#### DATA ENTRIES

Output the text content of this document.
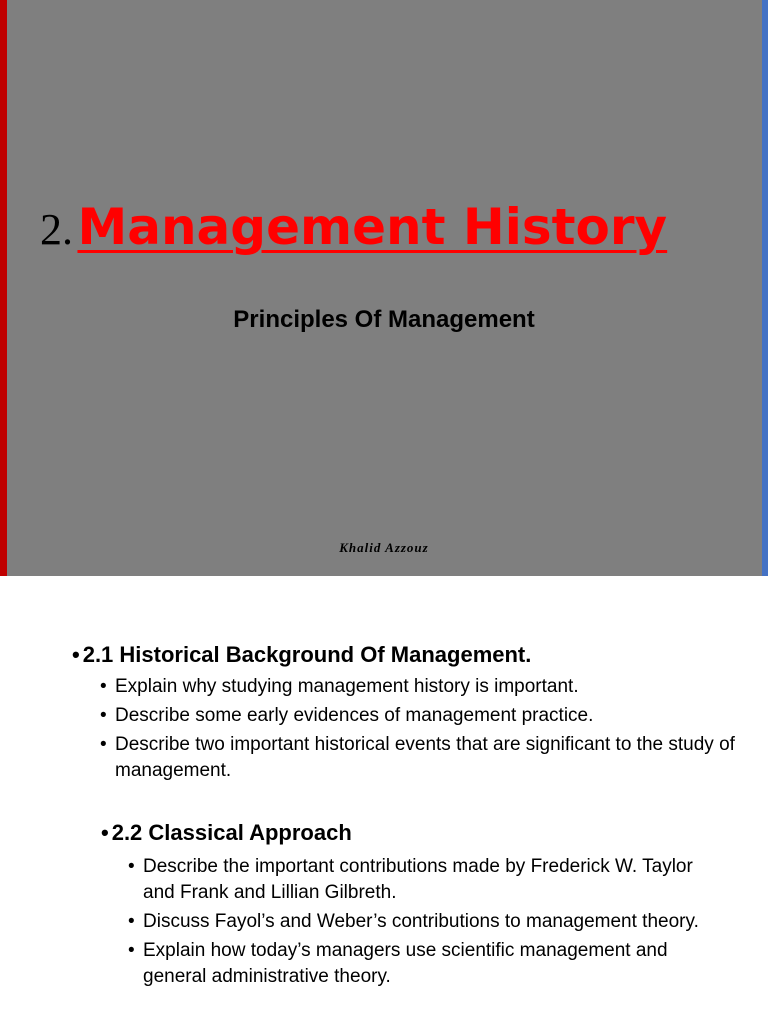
2. Management History
Principles Of Management
Khalid Azzouz

• 2.1 Historical Background Of Management.

• Explain why studying management history is important.
• Describe some early evidences of management practice.
• Describe two important historical events that are significant to the study of management.

• 2.2 Classical Approach

• Describe the important contributions made by Frederick W. Taylor and Frank and Lillian Gilbreth.
• Discuss Fayol’s and Weber’s contributions to management theory.
• Explain how today’s managers use scientific management and general administrative theory.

########

**WHAT TO DO**:
Restate the records above in full, word for word. Keep pictures out.

**ANSWER TO THE EXERCISE**:
Output the text content of this document.
2. Management History
Principles Of Management
Khalid Azzouz

• 2.1 Historical Background Of Management.

• Explain why studying management history is important.
• Describe some early evidences of management practice.
• Describe two important historical events that are significant to the study of management.

• 2.2 Classical Approach

• Describe the important contributions made by Frederick W. Taylor and Frank and Lillian Gilbreth.
• Discuss Fayol’s and Weber’s contributions to management theory.
• Explain how today’s managers use scientific management and general administrative theory.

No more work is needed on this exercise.